/---

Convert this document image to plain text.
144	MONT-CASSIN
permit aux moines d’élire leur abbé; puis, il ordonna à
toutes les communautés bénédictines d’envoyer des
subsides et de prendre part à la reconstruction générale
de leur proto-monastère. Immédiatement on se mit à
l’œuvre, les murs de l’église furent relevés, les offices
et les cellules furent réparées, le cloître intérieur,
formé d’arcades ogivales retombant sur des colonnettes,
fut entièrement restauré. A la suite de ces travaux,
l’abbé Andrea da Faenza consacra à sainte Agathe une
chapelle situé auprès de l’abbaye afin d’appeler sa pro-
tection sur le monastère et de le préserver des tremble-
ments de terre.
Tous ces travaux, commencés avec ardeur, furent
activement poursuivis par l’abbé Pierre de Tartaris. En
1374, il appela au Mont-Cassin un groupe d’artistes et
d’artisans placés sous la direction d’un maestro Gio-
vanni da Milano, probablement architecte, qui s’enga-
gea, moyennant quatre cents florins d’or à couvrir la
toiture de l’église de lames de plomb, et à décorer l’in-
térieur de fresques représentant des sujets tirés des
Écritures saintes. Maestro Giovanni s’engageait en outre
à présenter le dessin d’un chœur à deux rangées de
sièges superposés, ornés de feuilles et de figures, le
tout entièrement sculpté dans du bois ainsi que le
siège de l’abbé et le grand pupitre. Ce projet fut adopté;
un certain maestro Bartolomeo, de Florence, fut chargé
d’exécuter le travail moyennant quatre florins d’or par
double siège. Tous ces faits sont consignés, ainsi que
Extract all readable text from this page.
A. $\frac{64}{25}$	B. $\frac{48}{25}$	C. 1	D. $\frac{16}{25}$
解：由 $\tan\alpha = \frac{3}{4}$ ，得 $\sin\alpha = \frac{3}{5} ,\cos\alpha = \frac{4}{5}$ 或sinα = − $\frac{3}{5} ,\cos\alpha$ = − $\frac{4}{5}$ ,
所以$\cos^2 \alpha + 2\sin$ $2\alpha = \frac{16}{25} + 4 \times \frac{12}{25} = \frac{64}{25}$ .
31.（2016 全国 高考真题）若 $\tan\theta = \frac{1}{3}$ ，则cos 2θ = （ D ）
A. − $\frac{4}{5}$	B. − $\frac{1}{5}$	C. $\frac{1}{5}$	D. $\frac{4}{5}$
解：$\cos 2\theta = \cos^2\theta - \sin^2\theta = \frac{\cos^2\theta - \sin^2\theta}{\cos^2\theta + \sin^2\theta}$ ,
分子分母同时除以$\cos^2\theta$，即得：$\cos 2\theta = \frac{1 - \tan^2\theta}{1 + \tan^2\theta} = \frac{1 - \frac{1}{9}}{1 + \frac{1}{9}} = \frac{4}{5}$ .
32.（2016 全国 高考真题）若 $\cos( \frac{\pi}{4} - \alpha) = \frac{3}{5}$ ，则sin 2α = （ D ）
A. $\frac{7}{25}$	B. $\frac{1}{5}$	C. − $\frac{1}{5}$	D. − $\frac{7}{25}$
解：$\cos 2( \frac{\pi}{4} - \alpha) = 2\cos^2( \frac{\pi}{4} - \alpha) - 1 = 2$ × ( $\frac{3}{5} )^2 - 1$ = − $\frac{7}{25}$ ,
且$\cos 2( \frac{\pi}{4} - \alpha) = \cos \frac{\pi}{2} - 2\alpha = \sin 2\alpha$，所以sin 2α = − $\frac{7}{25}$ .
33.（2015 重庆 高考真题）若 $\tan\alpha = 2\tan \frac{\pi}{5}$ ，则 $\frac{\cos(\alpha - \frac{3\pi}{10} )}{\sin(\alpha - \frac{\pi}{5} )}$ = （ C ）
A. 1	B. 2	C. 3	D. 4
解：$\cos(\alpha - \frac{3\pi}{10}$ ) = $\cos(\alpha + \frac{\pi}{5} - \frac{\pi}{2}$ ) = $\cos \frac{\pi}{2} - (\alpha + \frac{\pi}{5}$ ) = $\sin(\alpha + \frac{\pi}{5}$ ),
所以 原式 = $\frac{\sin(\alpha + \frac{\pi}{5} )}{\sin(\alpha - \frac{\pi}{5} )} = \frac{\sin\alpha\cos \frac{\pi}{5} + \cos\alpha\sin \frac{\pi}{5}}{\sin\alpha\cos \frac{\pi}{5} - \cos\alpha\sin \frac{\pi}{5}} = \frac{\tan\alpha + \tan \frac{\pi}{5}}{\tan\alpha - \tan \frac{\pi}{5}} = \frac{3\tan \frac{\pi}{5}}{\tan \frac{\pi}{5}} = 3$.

\---

*What you have to do*: Give back all the records exactly as they stand.

*Answer to this task*:
Convert this document image to plain text.
144	MONT-CASSIN
permit aux moines d’élire leur abbé; puis, il ordonna à
toutes les communautés bénédictines d’envoyer des
subsides et de prendre part à la reconstruction générale
de leur proto-monastère. Immédiatement on se mit à
l’œuvre, les murs de l’église furent relevés, les offices
et les cellules furent réparées, le cloître intérieur,
formé d’arcades ogivales retombant sur des colonnettes,
fut entièrement restauré. A la suite de ces travaux,
l’abbé Andrea da Faenza consacra à sainte Agathe une
chapelle situé auprès de l’abbaye afin d’appeler sa pro-
tection sur le monastère et de le préserver des tremble-
ments de terre.
Tous ces travaux, commencés avec ardeur, furent
activement poursuivis par l’abbé Pierre de Tartaris. En
1374, il appela au Mont-Cassin un groupe d’artistes et
d’artisans placés sous la direction d’un maestro Gio-
vanni da Milano, probablement architecte, qui s’enga-
gea, moyennant quatre cents florins d’or à couvrir la
toiture de l’église de lames de plomb, et à décorer l’in-
térieur de fresques représentant des sujets tirés des
Écritures saintes. Maestro Giovanni s’engageait en outre
à présenter le dessin d’un chœur à deux rangées de
sièges superposés, ornés de feuilles et de figures, le
tout entièrement sculpté dans du bois ainsi que le
siège de l’abbé et le grand pupitre. Ce projet fut adopté;
un certain maestro Bartolomeo, de Florence, fut chargé
d’exécuter le travail moyennant quatre florins d’or par
double siège. Tous ces faits sont consignés, ainsi que
Extract all readable text from this page.
A. $\frac{64}{25}$	B. $\frac{48}{25}$	C. 1	D. $\frac{16}{25}$
解：由 $\tan\alpha = \frac{3}{4}$ ，得 $\sin\alpha = \frac{3}{5} ,\cos\alpha = \frac{4}{5}$ 或sinα = − $\frac{3}{5} ,\cos\alpha$ = − $\frac{4}{5}$ ,
所以$\cos^2 \alpha + 2\sin$ $2\alpha = \frac{16}{25} + 4 \times \frac{12}{25} = \frac{64}{25}$ .
31.（2016 全国 高考真题）若 $\tan\theta = \frac{1}{3}$ ，则cos 2θ = （ D ）
A. − $\frac{4}{5}$	B. − $\frac{1}{5}$	C. $\frac{1}{5}$	D. $\frac{4}{5}$
解：$\cos 2\theta = \cos^2\theta - \sin^2\theta = \frac{\cos^2\theta - \sin^2\theta}{\cos^2\theta + \sin^2\theta}$ ,
分子分母同时除以$\cos^2\theta$，即得：$\cos 2\theta = \frac{1 - \tan^2\theta}{1 + \tan^2\theta} = \frac{1 - \frac{1}{9}}{1 + \frac{1}{9}} = \frac{4}{5}$ .
32.（2016 全国 高考真题）若 $\cos( \frac{\pi}{4} - \alpha) = \frac{3}{5}$ ，则sin 2α = （ D ）
A. $\frac{7}{25}$	B. $\frac{1}{5}$	C. − $\frac{1}{5}$	D. − $\frac{7}{25}$
解：$\cos 2( \frac{\pi}{4} - \alpha) = 2\cos^2( \frac{\pi}{4} - \alpha) - 1 = 2$ × ( $\frac{3}{5} )^2 - 1$ = − $\frac{7}{25}$ ,
且$\cos 2( \frac{\pi}{4} - \alpha) = \cos \frac{\pi}{2} - 2\alpha = \sin 2\alpha$，所以sin 2α = − $\frac{7}{25}$ .
33.（2015 重庆 高考真题）若 $\tan\alpha = 2\tan \frac{\pi}{5}$ ，则 $\frac{\cos(\alpha - \frac{3\pi}{10} )}{\sin(\alpha - \frac{\pi}{5} )}$ = （ C ）
A. 1	B. 2	C. 3	D. 4
解：$\cos(\alpha - \frac{3\pi}{10}$ ) = $\cos(\alpha + \frac{\pi}{5} - \frac{\pi}{2}$ ) = $\cos \frac{\pi}{2} - (\alpha + \frac{\pi}{5}$ ) = $\sin(\alpha + \frac{\pi}{5}$ ),
所以 原式 = $\frac{\sin(\alpha + \frac{\pi}{5} )}{\sin(\alpha - \frac{\pi}{5} )} = \frac{\sin\alpha\cos \frac{\pi}{5} + \cos\alpha\sin \frac{\pi}{5}}{\sin\alpha\cos \frac{\pi}{5} - \cos\alpha\sin \frac{\pi}{5}} = \frac{\tan\alpha + \tan \frac{\pi}{5}}{\tan\alpha - \tan \frac{\pi}{5}} = \frac{3\tan \frac{\pi}{5}}{\tan \frac{\pi}{5}} = 3$.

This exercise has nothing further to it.